# [TASK INSTRUCTIONS]
Repeat all of the material exactly as given.
━━ MATERIAL FOR THIS EXERCISE
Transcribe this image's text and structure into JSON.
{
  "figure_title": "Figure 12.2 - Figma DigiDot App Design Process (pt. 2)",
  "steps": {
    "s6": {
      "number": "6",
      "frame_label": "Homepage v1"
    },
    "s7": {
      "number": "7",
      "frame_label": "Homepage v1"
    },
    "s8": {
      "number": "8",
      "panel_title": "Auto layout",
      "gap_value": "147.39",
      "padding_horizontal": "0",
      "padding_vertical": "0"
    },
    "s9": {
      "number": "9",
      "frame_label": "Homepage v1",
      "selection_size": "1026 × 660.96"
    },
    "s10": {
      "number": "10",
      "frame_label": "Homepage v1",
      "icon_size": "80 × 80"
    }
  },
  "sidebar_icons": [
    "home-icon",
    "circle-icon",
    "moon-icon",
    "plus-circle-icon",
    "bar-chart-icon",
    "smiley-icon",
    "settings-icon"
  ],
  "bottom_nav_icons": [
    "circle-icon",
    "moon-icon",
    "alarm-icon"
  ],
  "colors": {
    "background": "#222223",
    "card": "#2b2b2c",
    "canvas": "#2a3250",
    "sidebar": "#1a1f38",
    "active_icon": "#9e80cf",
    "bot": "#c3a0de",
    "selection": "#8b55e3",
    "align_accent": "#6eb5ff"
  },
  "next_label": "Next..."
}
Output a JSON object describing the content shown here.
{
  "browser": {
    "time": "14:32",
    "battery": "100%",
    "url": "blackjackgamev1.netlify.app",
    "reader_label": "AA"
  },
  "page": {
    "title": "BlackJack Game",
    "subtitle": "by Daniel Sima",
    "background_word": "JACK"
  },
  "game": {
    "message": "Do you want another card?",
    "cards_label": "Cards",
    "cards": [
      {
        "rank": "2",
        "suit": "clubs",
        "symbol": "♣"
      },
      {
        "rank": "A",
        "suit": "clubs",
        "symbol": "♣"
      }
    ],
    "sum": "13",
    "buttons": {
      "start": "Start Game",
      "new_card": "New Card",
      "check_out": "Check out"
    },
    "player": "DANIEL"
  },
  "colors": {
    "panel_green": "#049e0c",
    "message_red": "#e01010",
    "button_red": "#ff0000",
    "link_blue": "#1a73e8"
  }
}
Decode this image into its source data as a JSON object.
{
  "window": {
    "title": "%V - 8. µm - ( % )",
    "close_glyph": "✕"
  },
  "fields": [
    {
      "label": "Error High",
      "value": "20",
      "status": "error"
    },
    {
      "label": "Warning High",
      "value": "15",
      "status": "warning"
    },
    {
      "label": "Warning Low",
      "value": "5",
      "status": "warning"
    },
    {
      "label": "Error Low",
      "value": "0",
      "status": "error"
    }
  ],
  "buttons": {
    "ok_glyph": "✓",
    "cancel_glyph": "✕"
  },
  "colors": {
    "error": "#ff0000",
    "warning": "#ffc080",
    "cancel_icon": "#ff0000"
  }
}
━━━━
# [TASK OUTPUT]
Transcribe this image's text and structure into JSON.
{
  "figure_title": "Figure 12.2 - Figma DigiDot App Design Process (pt. 2)",
  "steps": {
    "s6": {
      "number": "6",
      "frame_label": "Homepage v1"
    },
    "s7": {
      "number": "7",
      "frame_label": "Homepage v1"
    },
    "s8": {
      "number": "8",
      "panel_title": "Auto layout",
      "gap_value": "147.39",
      "padding_horizontal": "0",
      "padding_vertical": "0"
    },
    "s9": {
      "number": "9",
      "frame_label": "Homepage v1",
      "selection_size": "1026 × 660.96"
    },
    "s10": {
      "number": "10",
      "frame_label": "Homepage v1",
      "icon_size": "80 × 80"
    }
  },
  "sidebar_icons": [
    "home-icon",
    "circle-icon",
    "moon-icon",
    "plus-circle-icon",
    "bar-chart-icon",
    "smiley-icon",
    "settings-icon"
  ],
  "bottom_nav_icons": [
    "circle-icon",
    "moon-icon",
    "alarm-icon"
  ],
  "colors": {
    "background": "#222223",
    "card": "#2b2b2c",
    "canvas": "#2a3250",
    "sidebar": "#1a1f38",
    "active_icon": "#9e80cf",
    "bot": "#c3a0de",
    "selection": "#8b55e3",
    "align_accent": "#6eb5ff"
  },
  "next_label": "Next..."
}
Output a JSON object describing the content shown here.
{
  "browser": {
    "time": "14:32",
    "battery": "100%",
    "url": "blackjackgamev1.netlify.app",
    "reader_label": "AA"
  },
  "page": {
    "title": "BlackJack Game",
    "subtitle": "by Daniel Sima",
    "background_word": "JACK"
  },
  "game": {
    "message": "Do you want another card?",
    "cards_label": "Cards",
    "cards": [
      {
        "rank": "2",
        "suit": "clubs",
        "symbol": "♣"
      },
      {
        "rank": "A",
        "suit": "clubs",
        "symbol": "♣"
      }
    ],
    "sum": "13",
    "buttons": {
      "start": "Start Game",
      "new_card": "New Card",
      "check_out": "Check out"
    },
    "player": "DANIEL"
  },
  "colors": {
    "panel_green": "#049e0c",
    "message_red": "#e01010",
    "button_red": "#ff0000",
    "link_blue": "#1a73e8"
  }
}
Decode this image into its source data as a JSON object.
{
  "window": {
    "title": "%V - 8. µm - ( % )",
    "close_glyph": "✕"
  },
  "fields": [
    {
      "label": "Error High",
      "value": "20",
      "status": "error"
    },
    {
      "label": "Warning High",
      "value": "15",
      "status": "warning"
    },
    {
      "label": "Warning Low",
      "value": "5",
      "status": "warning"
    },
    {
      "label": "Error Low",
      "value": "0",
      "status": "error"
    }
  ],
  "buttons": {
    "ok_glyph": "✓",
    "cancel_glyph": "✕"
  },
  "colors": {
    "error": "#ff0000",
    "warning": "#ffc080",
    "cancel_icon": "#ff0000"
  }
}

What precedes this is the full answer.